**GOAL**
Write out exactly the lines running from the one with "Give me a plain-text" to the end of the data, including both of those lines and excluding pictures.

**EXERCISE MATERIAL**
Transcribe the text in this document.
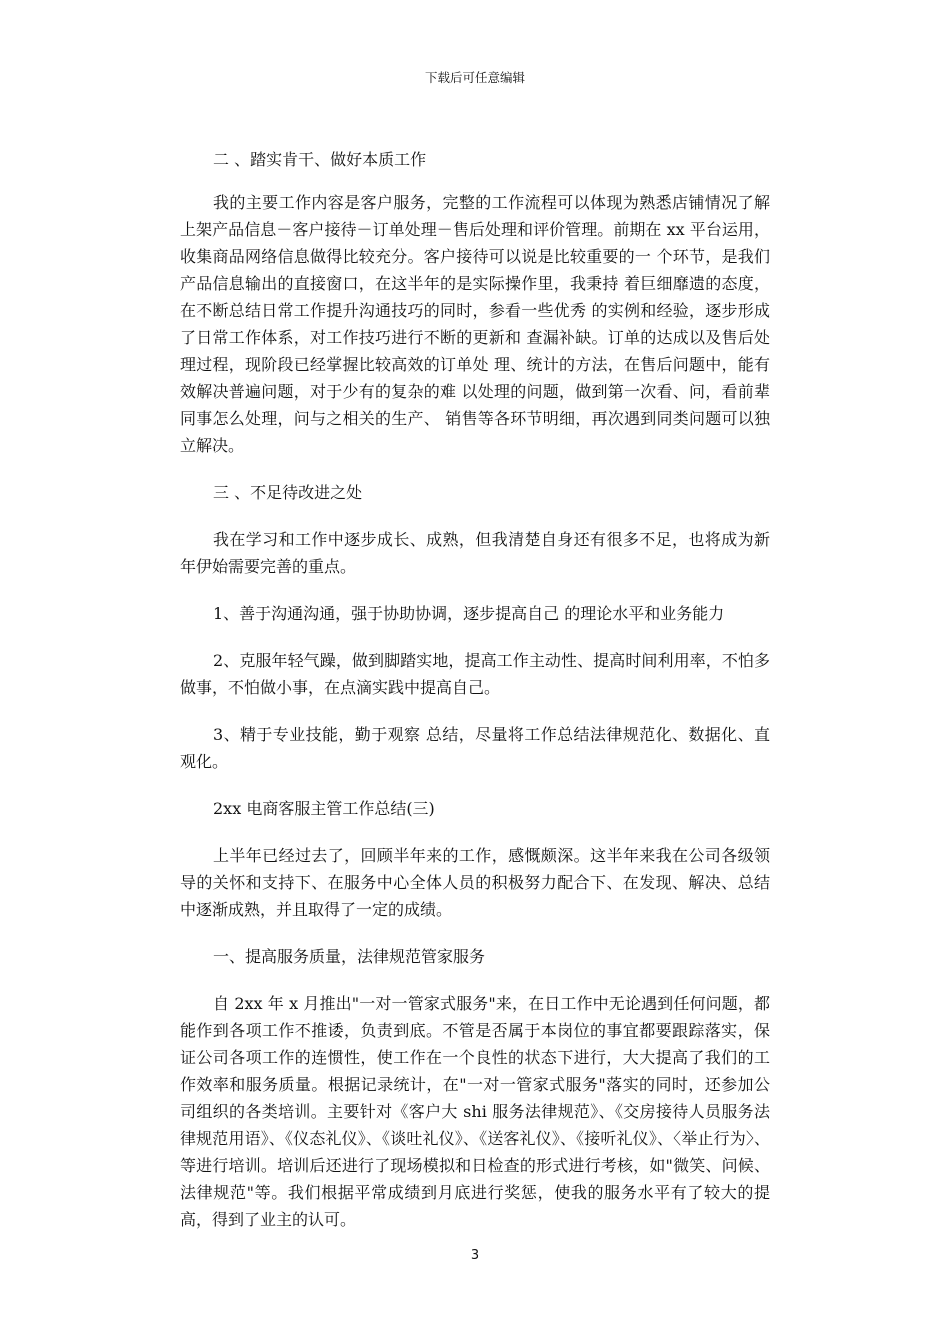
下载后可任意编辑

二 、踏实肯干、做好本质工作

我的主要工作内容是客户服务，完整的工作流程可以体现为熟悉店铺情况了解上架产品信息－客户接待－订单处理－售后处理和评价管理。前期在 xx 平台运用，收集商品网络信息做得比较充分。客户接待可以说是比较重要的一 个环节，是我们产品信息输出的直接窗口，在这半年的是实际操作里，我秉持 着巨细靡遗的态度，在不断总结日常工作提升沟通技巧的同时，参看一些优秀 的实例和经验，逐步形成了日常工作体系，对工作技巧进行不断的更新和 查漏补缺。订单的达成以及售后处理过程，现阶段已经掌握比较高效的订单处 理、统计的方法，在售后问题中，能有效解决普遍问题，对于少有的复杂的难 以处理的问题，做到第一次看、问，看前辈同事怎么处理，问与之相关的生产、 销售等各环节明细，再次遇到同类问题可以独立解决。

三 、不足待改进之处

我在学习和工作中逐步成长、成熟，但我清楚自身还有很多不足，也将成为新年伊始需要完善的重点。

1、善于沟通沟通，强于协助协调，逐步提高自己 的理论水平和业务能力

2、克服年轻气躁，做到脚踏实地，提高工作主动性、提高时间利用率，不怕多做事，不怕做小事，在点滴实践中提高自己。

3、精于专业技能，勤于观察 总结，尽量将工作总结法律规范化、数据化、直观化。

2xx 电商客服主管工作总结(三)

上半年已经过去了，回顾半年来的工作，感慨颇深。这半年来我在公司各级领导的关怀和支持下、在服务中心全体人员的积极努力配合下、在发现、解决、总结中逐渐成熟，并且取得了一定的成绩。

一、提高服务质量，法律规范管家服务

自 2xx 年 x 月推出"一对一管家式服务"来，在日工作中无论遇到任何问题，都能作到各项工作不推诿，负责到底。不管是否属于本岗位的事宜都要跟踪落实，保证公司各项工作的连惯性，使工作在一个良性的状态下进行，大大提高了我们的工作效率和服务质量。根据记录统计，在"一对一管家式服务"落实的同时，还参加公司组织的各类培训。主要针对《客户大 shi 服务法律规范》、《交房接待人员服务法律规范用语》、《仪态礼仪》、《谈吐礼仪》、《送客礼仪》、《接听礼仪》、〈举止行为〉、等进行培训。培训后还进行了现场模拟和日检查的形式进行考核，如"微笑、问候、法律规范"等。我们根据平常成绩到月底进行奖惩，使我的服务水平有了较大的提高，得到了业主的认可。

3
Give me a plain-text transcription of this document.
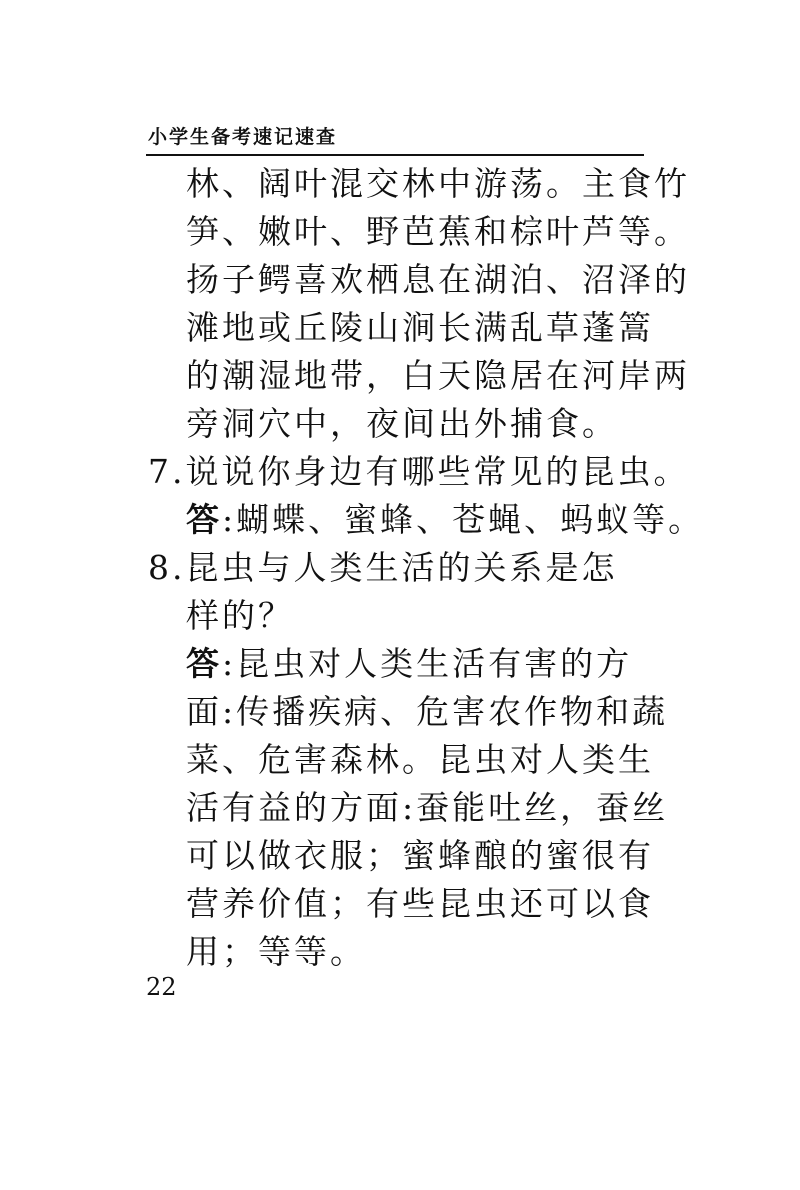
小学生备考速记速查
林、阔叶混交林中游荡。主食竹
笋、嫩叶、野芭蕉和棕叶芦等。
扬子鳄喜欢栖息在湖泊、沼泽的
滩地或丘陵山涧长满乱草蓬篙
的潮湿地带，白天隐居在河岸两
旁洞穴中，夜间出外捕食。
7.说说你身边有哪些常见的昆虫。
答:蝴蝶、蜜蜂、苍蝇、蚂蚁等。
8.昆虫与人类生活的关系是怎
样的？
答:昆虫对人类生活有害的方
面:传播疾病、危害农作物和蔬
菜、危害森林。昆虫对人类生
活有益的方面:蚕能吐丝，蚕丝
可以做衣服；蜜蜂酿的蜜很有
营养价值；有些昆虫还可以食
用；等等。
22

**REPLY TO THE EXERCISE**
Give me a plain-text transcription of this document.
小学生备考速记速查
林、阔叶混交林中游荡。主食竹
笋、嫩叶、野芭蕉和棕叶芦等。
扬子鳄喜欢栖息在湖泊、沼泽的
滩地或丘陵山涧长满乱草蓬篙
的潮湿地带，白天隐居在河岸两
旁洞穴中，夜间出外捕食。
7.说说你身边有哪些常见的昆虫。
答:蝴蝶、蜜蜂、苍蝇、蚂蚁等。
8.昆虫与人类生活的关系是怎
样的？
答:昆虫对人类生活有害的方
面:传播疾病、危害农作物和蔬
菜、危害森林。昆虫对人类生
活有益的方面:蚕能吐丝，蚕丝
可以做衣服；蜜蜂酿的蜜很有
营养价值；有些昆虫还可以食
用；等等。
22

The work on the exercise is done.